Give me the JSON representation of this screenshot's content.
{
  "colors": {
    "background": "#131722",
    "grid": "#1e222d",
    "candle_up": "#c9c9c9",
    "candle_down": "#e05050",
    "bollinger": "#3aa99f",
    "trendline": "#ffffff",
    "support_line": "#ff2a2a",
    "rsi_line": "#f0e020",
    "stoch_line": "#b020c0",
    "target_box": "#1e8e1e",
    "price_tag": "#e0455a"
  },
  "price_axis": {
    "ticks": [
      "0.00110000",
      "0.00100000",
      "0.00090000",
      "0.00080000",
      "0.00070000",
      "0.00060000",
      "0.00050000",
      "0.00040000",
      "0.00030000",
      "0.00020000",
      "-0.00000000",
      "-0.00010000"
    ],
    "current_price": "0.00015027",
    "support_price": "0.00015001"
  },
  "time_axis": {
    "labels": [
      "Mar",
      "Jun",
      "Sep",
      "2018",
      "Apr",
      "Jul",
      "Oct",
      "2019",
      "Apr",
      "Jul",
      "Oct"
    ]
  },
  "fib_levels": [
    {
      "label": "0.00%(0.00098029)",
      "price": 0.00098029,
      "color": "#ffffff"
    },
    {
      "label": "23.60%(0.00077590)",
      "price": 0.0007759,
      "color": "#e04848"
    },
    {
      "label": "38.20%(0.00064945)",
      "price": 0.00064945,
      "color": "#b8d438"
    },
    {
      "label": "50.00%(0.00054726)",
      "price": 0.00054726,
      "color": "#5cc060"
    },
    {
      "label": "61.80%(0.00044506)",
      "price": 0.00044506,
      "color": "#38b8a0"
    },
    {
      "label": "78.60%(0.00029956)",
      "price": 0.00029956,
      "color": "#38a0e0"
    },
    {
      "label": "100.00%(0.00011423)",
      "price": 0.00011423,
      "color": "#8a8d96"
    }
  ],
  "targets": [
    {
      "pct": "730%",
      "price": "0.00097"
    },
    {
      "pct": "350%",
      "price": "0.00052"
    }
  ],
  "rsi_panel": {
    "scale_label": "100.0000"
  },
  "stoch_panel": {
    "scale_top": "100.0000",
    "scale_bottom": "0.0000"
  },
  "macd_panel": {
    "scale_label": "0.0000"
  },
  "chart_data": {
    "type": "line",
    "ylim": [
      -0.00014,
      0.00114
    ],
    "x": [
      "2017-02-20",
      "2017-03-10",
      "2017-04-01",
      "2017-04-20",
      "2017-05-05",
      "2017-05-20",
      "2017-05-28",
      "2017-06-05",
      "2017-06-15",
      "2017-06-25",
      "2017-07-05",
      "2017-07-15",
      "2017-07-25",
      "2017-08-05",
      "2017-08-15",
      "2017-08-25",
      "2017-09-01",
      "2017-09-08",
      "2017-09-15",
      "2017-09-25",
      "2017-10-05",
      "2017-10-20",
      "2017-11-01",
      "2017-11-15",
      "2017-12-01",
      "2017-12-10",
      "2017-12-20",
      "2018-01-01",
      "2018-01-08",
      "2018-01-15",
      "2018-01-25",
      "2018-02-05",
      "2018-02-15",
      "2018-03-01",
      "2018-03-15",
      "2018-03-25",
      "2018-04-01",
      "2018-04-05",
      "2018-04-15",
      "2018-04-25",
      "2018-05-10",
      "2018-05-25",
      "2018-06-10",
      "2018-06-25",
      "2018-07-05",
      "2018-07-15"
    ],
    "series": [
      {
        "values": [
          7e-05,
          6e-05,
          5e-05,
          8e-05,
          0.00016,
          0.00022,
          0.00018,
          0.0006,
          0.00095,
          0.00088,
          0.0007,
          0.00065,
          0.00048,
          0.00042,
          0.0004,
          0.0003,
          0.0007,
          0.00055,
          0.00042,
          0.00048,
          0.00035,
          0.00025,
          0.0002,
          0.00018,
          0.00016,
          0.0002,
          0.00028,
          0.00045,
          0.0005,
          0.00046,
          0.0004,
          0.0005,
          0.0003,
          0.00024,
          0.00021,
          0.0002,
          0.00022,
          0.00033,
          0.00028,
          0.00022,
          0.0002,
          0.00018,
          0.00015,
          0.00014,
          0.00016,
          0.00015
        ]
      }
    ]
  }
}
+++
What the exercise asks ::
Reproduce all the records precisely.

Complete response ::
Give me the JSON representation of this screenshot's content.
{
  "colors": {
    "background": "#131722",
    "grid": "#1e222d",
    "candle_up": "#c9c9c9",
    "candle_down": "#e05050",
    "bollinger": "#3aa99f",
    "trendline": "#ffffff",
    "support_line": "#ff2a2a",
    "rsi_line": "#f0e020",
    "stoch_line": "#b020c0",
    "target_box": "#1e8e1e",
    "price_tag": "#e0455a"
  },
  "price_axis": {
    "ticks": [
      "0.00110000",
      "0.00100000",
      "0.00090000",
      "0.00080000",
      "0.00070000",
      "0.00060000",
      "0.00050000",
      "0.00040000",
      "0.00030000",
      "0.00020000",
      "-0.00000000",
      "-0.00010000"
    ],
    "current_price": "0.00015027",
    "support_price": "0.00015001"
  },
  "time_axis": {
    "labels": [
      "Mar",
      "Jun",
      "Sep",
      "2018",
      "Apr",
      "Jul",
      "Oct",
      "2019",
      "Apr",
      "Jul",
      "Oct"
    ]
  },
  "fib_levels": [
    {
      "label": "0.00%(0.00098029)",
      "price": 0.00098029,
      "color": "#ffffff"
    },
    {
      "label": "23.60%(0.00077590)",
      "price": 0.0007759,
      "color": "#e04848"
    },
    {
      "label": "38.20%(0.00064945)",
      "price": 0.00064945,
      "color": "#b8d438"
    },
    {
      "label": "50.00%(0.00054726)",
      "price": 0.00054726,
      "color": "#5cc060"
    },
    {
      "label": "61.80%(0.00044506)",
      "price": 0.00044506,
      "color": "#38b8a0"
    },
    {
      "label": "78.60%(0.00029956)",
      "price": 0.00029956,
      "color": "#38a0e0"
    },
    {
      "label": "100.00%(0.00011423)",
      "price": 0.00011423,
      "color": "#8a8d96"
    }
  ],
  "targets": [
    {
      "pct": "730%",
      "price": "0.00097"
    },
    {
      "pct": "350%",
      "price": "0.00052"
    }
  ],
  "rsi_panel": {
    "scale_label": "100.0000"
  },
  "stoch_panel": {
    "scale_top": "100.0000",
    "scale_bottom": "0.0000"
  },
  "macd_panel": {
    "scale_label": "0.0000"
  },
  "chart_data": {
    "type": "line",
    "ylim": [
      -0.00014,
      0.00114
    ],
    "x": [
      "2017-02-20",
      "2017-03-10",
      "2017-04-01",
      "2017-04-20",
      "2017-05-05",
      "2017-05-20",
      "2017-05-28",
      "2017-06-05",
      "2017-06-15",
      "2017-06-25",
      "2017-07-05",
      "2017-07-15",
      "2017-07-25",
      "2017-08-05",
      "2017-08-15",
      "2017-08-25",
      "2017-09-01",
      "2017-09-08",
      "2017-09-15",
      "2017-09-25",
      "2017-10-05",
      "2017-10-20",
      "2017-11-01",
      "2017-11-15",
      "2017-12-01",
      "2017-12-10",
      "2017-12-20",
      "2018-01-01",
      "2018-01-08",
      "2018-01-15",
      "2018-01-25",
      "2018-02-05",
      "2018-02-15",
      "2018-03-01",
      "2018-03-15",
      "2018-03-25",
      "2018-04-01",
      "2018-04-05",
      "2018-04-15",
      "2018-04-25",
      "2018-05-10",
      "2018-05-25",
      "2018-06-10",
      "2018-06-25",
      "2018-07-05",
      "2018-07-15"
    ],
    "series": [
      {
        "values": [
          7e-05,
          6e-05,
          5e-05,
          8e-05,
          0.00016,
          0.00022,
          0.00018,
          0.0006,
          0.00095,
          0.00088,
          0.0007,
          0.00065,
          0.00048,
          0.00042,
          0.0004,
          0.0003,
          0.0007,
          0.00055,
          0.00042,
          0.00048,
          0.00035,
          0.00025,
          0.0002,
          0.00018,
          0.00016,
          0.0002,
          0.00028,
          0.00045,
          0.0005,
          0.00046,
          0.0004,
          0.0005,
          0.0003,
          0.00024,
          0.00021,
          0.0002,
          0.00022,
          0.00033,
          0.00028,
          0.00022,
          0.0002,
          0.00018,
          0.00015,
          0.00014,
          0.00016,
          0.00015
        ]
      }
    ]
  }
}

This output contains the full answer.